_Problem to work on_. Copy all lines of the listing that include the string "structure".

_Extracted entries_.

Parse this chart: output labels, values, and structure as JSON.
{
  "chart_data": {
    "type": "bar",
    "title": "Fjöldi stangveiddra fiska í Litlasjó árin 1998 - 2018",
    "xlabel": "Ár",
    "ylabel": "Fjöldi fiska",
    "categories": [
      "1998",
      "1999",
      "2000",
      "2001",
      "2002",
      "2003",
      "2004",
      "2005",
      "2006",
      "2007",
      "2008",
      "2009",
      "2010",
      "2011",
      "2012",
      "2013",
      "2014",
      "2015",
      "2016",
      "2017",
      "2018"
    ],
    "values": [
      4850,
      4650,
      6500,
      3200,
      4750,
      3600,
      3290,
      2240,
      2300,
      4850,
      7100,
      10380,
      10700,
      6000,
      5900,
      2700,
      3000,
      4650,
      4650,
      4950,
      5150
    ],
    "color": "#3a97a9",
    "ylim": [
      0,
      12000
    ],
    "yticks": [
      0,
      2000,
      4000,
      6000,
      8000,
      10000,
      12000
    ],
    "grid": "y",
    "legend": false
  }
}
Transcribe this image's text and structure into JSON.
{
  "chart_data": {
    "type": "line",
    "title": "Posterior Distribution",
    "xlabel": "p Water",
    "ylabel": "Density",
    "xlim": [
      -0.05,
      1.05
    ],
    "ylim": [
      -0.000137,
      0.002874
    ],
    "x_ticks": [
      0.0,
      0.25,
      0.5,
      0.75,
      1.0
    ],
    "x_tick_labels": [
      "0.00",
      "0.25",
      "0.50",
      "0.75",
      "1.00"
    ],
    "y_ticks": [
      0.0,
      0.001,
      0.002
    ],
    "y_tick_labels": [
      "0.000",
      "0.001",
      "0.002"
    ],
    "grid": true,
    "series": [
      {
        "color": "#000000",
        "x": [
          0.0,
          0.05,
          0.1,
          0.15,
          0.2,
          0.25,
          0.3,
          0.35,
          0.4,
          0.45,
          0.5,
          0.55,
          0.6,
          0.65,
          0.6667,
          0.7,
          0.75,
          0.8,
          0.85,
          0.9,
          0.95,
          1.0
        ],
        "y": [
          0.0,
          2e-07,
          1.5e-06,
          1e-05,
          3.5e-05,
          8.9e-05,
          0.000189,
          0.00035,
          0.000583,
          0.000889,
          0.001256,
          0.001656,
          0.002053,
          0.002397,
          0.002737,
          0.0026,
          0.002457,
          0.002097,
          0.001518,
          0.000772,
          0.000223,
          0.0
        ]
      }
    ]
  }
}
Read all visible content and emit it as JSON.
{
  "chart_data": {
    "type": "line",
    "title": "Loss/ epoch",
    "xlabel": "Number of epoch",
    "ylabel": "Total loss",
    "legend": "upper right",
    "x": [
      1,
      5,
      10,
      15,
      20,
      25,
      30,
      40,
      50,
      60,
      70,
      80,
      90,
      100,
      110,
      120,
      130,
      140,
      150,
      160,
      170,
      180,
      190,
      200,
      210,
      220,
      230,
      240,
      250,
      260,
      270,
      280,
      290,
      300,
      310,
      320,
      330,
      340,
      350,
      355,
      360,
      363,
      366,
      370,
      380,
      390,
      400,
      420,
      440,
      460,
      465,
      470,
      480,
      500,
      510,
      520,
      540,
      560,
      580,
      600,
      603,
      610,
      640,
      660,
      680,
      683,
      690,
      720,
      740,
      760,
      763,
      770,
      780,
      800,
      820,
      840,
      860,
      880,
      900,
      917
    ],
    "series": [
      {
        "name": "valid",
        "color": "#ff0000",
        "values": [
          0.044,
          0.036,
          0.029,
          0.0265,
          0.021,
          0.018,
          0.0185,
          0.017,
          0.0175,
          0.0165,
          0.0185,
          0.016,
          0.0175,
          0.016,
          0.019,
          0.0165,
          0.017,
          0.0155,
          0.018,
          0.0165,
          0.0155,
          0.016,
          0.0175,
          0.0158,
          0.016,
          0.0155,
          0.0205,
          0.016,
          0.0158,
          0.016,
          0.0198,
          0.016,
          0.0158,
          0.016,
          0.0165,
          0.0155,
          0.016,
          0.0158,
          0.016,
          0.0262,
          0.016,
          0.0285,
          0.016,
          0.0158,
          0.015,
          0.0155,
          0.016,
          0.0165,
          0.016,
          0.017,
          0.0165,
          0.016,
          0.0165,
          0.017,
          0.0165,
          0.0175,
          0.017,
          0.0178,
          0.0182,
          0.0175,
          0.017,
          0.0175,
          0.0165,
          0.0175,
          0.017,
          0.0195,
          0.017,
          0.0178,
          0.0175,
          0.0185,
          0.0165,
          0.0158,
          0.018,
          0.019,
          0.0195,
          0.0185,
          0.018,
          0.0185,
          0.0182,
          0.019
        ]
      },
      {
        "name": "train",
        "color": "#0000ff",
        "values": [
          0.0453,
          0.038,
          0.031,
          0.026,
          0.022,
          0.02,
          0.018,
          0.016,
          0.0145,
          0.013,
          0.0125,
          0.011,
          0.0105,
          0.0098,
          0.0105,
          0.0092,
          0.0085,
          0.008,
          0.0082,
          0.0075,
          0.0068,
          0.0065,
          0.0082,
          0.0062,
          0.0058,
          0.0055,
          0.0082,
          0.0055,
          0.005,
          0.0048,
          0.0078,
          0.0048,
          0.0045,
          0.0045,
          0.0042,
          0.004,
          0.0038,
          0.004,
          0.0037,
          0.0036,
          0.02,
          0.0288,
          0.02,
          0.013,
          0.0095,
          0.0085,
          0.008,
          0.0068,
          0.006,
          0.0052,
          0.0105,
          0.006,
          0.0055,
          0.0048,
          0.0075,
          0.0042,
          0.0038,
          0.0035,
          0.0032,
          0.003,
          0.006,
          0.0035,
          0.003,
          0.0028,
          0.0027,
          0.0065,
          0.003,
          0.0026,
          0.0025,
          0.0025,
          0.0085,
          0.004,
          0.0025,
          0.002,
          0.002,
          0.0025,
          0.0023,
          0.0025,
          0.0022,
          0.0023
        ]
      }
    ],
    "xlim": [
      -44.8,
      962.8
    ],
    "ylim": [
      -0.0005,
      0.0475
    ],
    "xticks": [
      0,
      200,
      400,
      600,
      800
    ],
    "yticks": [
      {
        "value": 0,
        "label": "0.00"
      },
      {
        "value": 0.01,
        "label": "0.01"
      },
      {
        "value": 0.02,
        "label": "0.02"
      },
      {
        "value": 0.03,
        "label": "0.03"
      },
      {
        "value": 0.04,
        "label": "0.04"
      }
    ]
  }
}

_Written response_.
Parse this chart: output labels, values, and structure as JSON.
Transcribe this image's text and structure into JSON.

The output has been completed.